• Set exercise:
In the material below, find each line holding the string "κόμμα" and copy it.

[Dataset items]
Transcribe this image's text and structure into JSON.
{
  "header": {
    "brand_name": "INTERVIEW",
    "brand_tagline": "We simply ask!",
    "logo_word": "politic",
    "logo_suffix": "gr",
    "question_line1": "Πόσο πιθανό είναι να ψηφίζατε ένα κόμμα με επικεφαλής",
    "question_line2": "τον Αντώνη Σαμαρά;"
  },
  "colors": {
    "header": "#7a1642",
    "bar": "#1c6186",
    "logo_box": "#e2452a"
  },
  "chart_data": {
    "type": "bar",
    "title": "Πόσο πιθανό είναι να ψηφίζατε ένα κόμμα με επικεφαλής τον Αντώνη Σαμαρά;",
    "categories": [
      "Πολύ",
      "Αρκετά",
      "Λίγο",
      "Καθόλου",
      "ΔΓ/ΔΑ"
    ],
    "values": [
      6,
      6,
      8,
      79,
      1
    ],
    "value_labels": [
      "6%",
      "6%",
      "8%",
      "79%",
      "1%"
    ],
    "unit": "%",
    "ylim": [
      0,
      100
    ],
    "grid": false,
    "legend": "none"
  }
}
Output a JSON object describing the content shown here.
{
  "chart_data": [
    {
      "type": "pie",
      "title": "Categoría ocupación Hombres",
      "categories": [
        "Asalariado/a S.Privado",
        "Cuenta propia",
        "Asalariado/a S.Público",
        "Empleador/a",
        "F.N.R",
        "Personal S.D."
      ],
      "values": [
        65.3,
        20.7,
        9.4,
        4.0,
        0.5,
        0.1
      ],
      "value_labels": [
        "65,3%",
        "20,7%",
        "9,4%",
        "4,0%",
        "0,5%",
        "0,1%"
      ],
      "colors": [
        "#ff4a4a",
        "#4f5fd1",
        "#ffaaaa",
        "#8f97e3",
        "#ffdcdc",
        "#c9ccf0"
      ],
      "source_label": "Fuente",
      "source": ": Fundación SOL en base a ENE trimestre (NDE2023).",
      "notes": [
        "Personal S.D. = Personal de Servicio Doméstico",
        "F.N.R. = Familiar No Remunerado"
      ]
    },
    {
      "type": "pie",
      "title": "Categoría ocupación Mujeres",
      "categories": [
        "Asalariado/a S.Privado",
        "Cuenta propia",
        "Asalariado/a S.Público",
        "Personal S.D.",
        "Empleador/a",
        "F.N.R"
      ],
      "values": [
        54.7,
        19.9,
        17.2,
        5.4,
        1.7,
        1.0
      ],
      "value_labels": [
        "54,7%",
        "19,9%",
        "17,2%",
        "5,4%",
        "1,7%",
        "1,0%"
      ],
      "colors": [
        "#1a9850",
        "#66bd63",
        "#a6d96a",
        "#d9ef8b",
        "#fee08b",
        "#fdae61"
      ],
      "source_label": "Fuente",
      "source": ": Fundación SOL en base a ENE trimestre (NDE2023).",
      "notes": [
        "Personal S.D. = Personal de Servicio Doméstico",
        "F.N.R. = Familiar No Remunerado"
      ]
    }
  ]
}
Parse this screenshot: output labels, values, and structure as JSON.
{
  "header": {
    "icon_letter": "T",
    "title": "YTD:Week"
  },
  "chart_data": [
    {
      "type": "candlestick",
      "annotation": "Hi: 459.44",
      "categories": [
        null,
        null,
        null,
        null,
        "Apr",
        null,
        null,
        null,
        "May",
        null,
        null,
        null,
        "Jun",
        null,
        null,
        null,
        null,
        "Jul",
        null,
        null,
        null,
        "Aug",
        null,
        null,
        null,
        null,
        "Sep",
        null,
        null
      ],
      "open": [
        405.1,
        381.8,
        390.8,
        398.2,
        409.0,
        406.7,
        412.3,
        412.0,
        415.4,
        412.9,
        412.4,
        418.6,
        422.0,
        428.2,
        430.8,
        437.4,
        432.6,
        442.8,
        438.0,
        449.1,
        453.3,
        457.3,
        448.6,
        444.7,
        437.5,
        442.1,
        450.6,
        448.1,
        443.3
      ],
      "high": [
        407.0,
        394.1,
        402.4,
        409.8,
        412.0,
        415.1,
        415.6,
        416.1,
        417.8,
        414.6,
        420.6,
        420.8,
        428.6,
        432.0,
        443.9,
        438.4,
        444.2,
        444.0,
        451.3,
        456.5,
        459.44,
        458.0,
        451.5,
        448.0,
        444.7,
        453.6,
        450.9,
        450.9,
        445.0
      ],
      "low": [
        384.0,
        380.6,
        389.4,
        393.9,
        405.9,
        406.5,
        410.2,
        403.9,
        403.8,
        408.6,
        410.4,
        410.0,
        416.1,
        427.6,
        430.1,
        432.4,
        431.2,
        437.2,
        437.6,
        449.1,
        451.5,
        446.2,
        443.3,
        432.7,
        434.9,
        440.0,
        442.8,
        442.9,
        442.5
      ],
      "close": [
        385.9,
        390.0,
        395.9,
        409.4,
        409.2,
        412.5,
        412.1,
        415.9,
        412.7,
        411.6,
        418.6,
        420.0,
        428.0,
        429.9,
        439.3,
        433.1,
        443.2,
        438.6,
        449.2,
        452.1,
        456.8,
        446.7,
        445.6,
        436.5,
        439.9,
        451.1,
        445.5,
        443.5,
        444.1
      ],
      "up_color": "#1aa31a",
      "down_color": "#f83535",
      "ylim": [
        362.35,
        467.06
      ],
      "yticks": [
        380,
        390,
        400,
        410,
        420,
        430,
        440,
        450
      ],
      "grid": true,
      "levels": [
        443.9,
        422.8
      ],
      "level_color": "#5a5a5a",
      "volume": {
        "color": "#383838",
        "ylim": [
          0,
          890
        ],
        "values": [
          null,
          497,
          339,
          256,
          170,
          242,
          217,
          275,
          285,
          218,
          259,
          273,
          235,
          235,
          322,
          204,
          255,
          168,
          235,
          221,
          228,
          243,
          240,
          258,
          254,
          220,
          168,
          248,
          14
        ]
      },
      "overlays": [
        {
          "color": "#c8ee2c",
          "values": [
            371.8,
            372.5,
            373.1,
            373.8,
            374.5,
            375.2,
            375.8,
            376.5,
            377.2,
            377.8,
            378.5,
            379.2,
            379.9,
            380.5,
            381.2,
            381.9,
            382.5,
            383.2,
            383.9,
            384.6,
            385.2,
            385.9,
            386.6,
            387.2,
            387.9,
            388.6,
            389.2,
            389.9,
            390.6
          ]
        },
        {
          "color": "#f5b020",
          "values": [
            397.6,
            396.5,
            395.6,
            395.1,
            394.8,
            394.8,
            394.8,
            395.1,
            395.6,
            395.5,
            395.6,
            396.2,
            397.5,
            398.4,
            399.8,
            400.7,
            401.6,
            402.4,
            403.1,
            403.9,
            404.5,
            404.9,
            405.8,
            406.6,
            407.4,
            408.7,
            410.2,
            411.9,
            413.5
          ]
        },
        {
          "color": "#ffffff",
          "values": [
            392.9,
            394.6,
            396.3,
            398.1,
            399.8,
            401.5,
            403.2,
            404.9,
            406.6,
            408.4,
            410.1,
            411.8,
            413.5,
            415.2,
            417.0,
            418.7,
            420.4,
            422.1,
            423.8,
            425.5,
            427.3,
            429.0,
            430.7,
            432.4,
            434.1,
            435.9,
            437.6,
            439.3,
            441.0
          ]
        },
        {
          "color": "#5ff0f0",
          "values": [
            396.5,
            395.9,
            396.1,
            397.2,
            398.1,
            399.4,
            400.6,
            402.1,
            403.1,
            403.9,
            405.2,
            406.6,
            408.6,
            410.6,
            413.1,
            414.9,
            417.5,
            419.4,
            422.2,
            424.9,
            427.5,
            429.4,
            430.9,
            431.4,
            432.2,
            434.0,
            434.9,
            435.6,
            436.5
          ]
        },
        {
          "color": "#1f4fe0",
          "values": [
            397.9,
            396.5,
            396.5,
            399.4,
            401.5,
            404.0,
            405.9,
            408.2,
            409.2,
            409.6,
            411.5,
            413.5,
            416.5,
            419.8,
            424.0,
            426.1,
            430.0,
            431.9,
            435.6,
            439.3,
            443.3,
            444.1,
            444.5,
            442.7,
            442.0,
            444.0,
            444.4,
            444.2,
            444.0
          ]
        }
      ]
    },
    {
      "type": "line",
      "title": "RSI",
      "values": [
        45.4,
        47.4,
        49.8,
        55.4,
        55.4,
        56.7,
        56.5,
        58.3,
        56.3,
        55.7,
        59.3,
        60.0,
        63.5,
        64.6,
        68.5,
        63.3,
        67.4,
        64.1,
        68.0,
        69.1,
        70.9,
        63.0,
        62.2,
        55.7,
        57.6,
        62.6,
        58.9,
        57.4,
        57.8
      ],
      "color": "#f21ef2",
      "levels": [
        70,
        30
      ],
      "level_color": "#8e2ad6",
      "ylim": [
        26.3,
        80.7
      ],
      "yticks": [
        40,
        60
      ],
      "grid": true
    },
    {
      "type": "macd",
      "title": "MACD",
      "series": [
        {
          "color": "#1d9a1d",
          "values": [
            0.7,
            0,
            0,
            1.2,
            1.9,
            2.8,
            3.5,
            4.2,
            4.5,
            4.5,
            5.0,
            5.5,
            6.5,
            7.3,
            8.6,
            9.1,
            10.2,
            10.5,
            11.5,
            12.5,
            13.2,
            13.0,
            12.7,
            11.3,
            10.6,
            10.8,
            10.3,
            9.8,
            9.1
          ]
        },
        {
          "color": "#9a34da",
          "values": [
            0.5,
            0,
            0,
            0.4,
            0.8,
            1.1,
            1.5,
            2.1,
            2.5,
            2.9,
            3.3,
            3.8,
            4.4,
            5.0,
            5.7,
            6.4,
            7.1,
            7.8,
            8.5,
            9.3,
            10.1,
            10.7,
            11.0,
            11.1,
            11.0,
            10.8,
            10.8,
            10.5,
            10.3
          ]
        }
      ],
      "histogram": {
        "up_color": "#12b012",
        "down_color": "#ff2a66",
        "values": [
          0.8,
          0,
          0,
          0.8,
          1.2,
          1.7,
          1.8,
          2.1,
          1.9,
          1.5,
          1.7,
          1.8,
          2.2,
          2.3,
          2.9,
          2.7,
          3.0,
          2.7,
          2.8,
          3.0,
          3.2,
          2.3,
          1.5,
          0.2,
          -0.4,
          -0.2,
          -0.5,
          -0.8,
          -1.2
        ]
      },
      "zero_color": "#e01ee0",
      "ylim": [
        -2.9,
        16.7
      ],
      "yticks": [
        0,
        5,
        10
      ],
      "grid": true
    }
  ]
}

• The result:
    "question_line1": "Πόσο πιθανό είναι να ψηφίζατε ένα κόμμα με επικεφαλής",
    "title": "Πόσο πιθανό είναι να ψηφίζατε ένα κόμμα με επικεφαλής τον Αντώνη Σαμαρά;",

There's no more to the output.